§ Task brief: Return the number of lines that include the string "phức", without any other text.

━━━ Data lines

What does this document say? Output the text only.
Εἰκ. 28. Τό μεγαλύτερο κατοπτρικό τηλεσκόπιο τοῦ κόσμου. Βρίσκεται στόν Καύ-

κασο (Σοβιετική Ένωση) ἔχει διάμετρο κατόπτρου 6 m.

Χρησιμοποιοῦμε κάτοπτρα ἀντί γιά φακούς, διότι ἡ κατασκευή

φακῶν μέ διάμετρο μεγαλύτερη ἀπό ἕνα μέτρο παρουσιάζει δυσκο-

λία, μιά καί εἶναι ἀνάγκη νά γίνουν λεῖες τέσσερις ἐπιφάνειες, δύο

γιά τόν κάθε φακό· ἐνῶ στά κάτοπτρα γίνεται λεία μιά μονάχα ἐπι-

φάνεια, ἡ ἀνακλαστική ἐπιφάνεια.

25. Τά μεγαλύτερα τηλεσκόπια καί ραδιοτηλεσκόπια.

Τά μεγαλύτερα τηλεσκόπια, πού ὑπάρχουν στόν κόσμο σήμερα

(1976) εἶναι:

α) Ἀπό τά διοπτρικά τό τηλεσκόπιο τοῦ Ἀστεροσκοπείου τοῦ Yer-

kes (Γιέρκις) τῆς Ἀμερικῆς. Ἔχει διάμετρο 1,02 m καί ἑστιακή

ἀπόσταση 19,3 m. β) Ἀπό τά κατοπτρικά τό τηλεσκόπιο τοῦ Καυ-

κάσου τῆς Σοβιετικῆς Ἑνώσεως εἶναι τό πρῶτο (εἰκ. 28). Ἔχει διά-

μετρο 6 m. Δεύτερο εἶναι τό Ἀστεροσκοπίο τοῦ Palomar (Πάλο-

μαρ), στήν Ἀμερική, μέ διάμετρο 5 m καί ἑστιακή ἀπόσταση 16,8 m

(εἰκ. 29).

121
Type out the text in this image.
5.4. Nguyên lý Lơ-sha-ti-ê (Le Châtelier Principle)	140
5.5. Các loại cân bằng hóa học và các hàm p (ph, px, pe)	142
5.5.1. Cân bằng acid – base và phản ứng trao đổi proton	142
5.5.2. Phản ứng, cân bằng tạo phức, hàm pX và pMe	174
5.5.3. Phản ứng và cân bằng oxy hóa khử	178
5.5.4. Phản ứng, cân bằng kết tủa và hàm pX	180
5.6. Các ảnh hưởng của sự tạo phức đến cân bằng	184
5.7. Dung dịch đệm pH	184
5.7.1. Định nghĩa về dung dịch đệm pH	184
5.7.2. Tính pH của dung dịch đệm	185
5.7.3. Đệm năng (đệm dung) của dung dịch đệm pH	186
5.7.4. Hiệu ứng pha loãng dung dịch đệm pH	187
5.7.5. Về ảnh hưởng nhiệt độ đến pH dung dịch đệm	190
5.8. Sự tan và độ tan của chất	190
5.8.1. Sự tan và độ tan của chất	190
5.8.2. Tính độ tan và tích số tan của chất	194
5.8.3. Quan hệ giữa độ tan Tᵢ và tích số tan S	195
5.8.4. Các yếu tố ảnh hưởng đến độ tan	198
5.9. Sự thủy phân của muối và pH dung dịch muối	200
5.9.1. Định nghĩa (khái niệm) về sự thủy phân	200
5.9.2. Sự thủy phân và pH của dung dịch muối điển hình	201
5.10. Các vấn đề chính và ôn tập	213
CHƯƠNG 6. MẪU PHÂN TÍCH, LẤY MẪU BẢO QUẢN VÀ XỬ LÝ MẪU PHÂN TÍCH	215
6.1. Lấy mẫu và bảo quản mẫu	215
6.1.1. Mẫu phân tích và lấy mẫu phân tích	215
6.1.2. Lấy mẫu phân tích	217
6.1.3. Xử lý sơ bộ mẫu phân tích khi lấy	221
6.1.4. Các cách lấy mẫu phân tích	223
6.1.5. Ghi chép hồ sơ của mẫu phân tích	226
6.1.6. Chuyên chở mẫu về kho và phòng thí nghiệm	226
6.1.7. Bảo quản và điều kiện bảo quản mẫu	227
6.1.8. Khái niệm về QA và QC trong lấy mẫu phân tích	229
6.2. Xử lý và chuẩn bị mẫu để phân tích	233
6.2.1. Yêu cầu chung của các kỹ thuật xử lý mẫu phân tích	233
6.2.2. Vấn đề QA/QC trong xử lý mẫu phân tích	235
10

━━━━━━
━━━ Data lines

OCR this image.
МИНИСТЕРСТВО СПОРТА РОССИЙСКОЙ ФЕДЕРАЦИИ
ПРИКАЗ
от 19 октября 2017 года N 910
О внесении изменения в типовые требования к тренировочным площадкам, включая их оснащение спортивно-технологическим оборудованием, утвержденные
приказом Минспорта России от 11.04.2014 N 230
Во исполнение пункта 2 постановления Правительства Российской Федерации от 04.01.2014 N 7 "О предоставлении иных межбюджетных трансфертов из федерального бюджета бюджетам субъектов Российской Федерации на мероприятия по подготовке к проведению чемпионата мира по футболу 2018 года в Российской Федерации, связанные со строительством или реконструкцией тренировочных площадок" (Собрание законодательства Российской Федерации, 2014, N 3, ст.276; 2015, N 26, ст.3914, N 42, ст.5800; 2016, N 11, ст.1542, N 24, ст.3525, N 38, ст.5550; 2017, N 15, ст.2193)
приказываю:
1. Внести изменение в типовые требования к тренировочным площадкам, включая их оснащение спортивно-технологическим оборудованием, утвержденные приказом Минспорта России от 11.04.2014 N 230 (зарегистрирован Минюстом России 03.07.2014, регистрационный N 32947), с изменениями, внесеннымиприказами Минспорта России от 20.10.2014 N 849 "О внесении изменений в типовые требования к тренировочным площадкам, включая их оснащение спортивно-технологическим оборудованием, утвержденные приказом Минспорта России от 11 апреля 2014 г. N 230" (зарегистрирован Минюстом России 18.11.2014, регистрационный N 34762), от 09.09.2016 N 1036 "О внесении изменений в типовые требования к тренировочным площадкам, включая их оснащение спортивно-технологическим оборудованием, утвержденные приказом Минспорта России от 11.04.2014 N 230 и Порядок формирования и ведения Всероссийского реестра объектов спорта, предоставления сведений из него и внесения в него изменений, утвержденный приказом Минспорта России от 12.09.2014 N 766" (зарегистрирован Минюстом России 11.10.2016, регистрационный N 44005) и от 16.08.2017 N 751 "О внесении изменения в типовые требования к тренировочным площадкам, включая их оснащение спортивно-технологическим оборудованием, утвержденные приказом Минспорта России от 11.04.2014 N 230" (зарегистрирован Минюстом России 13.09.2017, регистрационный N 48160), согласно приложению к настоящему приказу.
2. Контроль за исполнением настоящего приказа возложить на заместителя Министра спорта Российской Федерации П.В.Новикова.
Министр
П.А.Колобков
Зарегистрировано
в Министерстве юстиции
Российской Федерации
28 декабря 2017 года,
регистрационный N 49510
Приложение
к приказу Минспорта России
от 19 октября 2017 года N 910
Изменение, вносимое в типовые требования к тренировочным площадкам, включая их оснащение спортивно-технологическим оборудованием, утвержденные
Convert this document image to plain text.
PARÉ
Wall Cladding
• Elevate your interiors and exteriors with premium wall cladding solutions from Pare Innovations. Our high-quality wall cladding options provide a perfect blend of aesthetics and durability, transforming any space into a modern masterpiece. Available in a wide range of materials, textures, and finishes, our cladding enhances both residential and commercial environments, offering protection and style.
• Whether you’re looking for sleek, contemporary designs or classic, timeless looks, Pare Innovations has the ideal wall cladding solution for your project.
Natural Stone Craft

━━━━━━
━━━ Data lines

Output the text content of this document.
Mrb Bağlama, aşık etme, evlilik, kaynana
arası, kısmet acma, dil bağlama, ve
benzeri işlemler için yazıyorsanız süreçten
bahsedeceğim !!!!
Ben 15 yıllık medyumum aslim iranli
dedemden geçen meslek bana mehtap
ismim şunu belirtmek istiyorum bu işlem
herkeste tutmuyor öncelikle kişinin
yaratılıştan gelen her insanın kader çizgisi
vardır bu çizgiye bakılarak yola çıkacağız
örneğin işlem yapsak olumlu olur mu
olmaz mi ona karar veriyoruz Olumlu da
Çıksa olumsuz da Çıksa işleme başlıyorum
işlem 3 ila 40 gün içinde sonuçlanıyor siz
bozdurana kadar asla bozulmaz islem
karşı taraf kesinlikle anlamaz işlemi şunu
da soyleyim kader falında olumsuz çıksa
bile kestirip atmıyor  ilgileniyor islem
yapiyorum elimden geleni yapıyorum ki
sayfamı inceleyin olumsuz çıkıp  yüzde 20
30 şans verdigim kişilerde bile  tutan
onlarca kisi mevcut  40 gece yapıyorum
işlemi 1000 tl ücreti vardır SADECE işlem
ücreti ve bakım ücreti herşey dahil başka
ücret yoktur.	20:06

━━━━━━

§ Answer to this exercise: 2